▶ [What the exercise asks]
Pull out every line with the word "horizontal".

▶ [Supplied entries]
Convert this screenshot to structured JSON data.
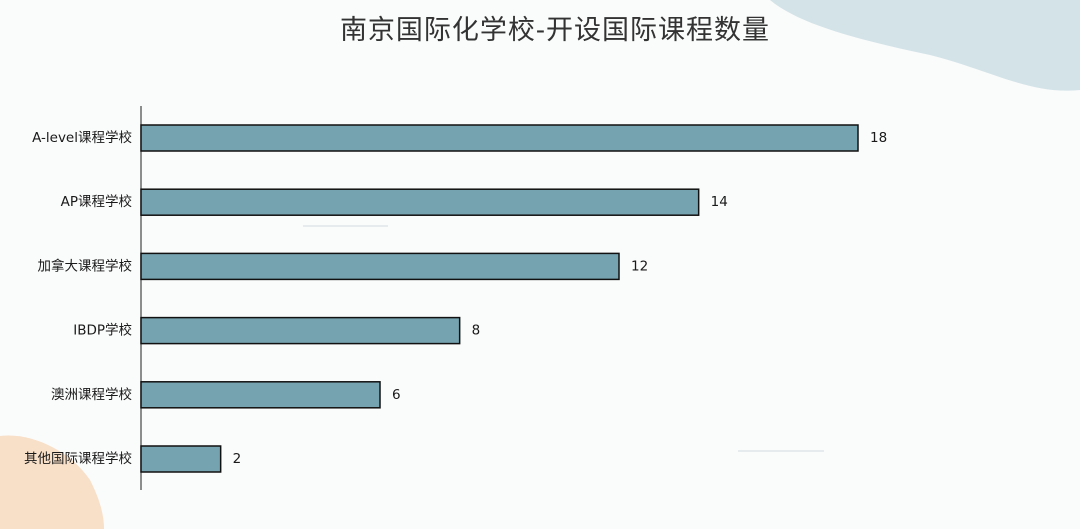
{
  "chart_data": {
    "type": "bar",
    "orientation": "horizontal",
    "title": "南京国际化学校-开设国际课程数量",
    "categories": [
      "A-level课程学校",
      "AP课程学校",
      "加拿大课程学校",
      "IBDP学校",
      "澳洲课程学校",
      "其他国际课程学校"
    ],
    "values": [
      18,
      14,
      12,
      8,
      6,
      2
    ],
    "xlim": [
      0,
      18
    ],
    "xlabel": "",
    "ylabel": "",
    "grid": false,
    "legend": "none",
    "bar_color": "#75a3b0",
    "bar_edge_color": "#111111",
    "data_labels": true
  },
  "colors": {
    "background": "#fafbfb",
    "blob_top_right": "#d3e3e8",
    "blob_bottom_left": "#f8dfc8"
  }
}
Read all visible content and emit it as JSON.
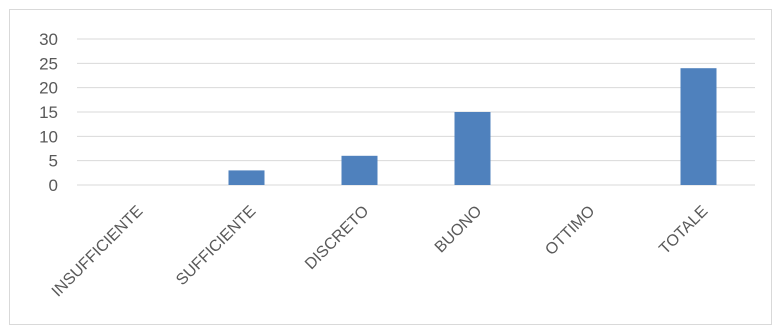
{
  "chart_data": {
    "type": "bar",
    "categories": [
      "INSUFFICIENTE",
      "SUFFICIENTE",
      "DISCRETO",
      "BUONO",
      "OTTIMO",
      "TOTALE"
    ],
    "values": [
      0,
      3,
      6,
      15,
      0,
      24
    ],
    "title": "",
    "xlabel": "",
    "ylabel": "",
    "ylim": [
      0,
      30
    ],
    "yticks": [
      0,
      5,
      10,
      15,
      20,
      25,
      30
    ],
    "grid": true,
    "legend": "none",
    "bar_color": "#4f81bd",
    "grid_color": "#d9d9d9"
  }
}
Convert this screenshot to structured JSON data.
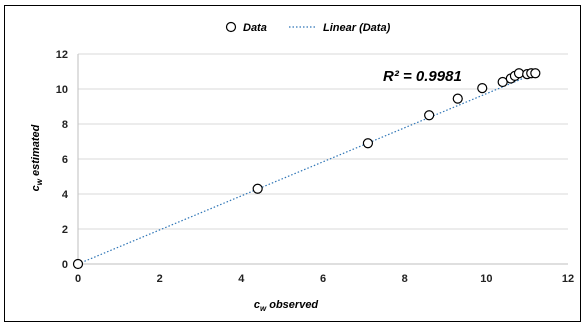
{
  "chart_data": {
    "type": "scatter",
    "title": "",
    "xlabel": "c",
    "xlabel_sub": "w",
    "xlabel_rest": " observed",
    "ylabel": "c",
    "ylabel_sub": "w",
    "ylabel_rest": " estimated",
    "xlim": [
      0,
      12
    ],
    "ylim": [
      0,
      12
    ],
    "xticks": [
      "0",
      "2",
      "4",
      "6",
      "8",
      "10",
      "12"
    ],
    "yticks": [
      "0",
      "2",
      "4",
      "6",
      "8",
      "10",
      "12"
    ],
    "grid": "horizontal",
    "legend_position": "top",
    "series": [
      {
        "name": "Data",
        "marker": "open-circle",
        "x": [
          0,
          4.4,
          7.1,
          8.6,
          9.3,
          9.9,
          10.4,
          10.6,
          10.7,
          10.8,
          11.0,
          11.1,
          11.2
        ],
        "y": [
          0,
          4.3,
          6.9,
          8.5,
          9.45,
          10.05,
          10.4,
          10.6,
          10.75,
          10.9,
          10.85,
          10.9,
          10.9
        ]
      }
    ],
    "trendline": {
      "name": "Linear (Data)",
      "style": "dotted",
      "color": "#2e75b6",
      "x": [
        0,
        11.2
      ],
      "y": [
        0,
        10.9
      ]
    },
    "annotation": "R² = 0.9981",
    "colors": {
      "marker_stroke": "#000000",
      "marker_fill": "#ffffff",
      "trend": "#2e75b6",
      "grid": "#d9d9d9"
    }
  }
}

▶ [Solution to the exercise]
    "orientation": "horizontal",
    "grid": "horizontal",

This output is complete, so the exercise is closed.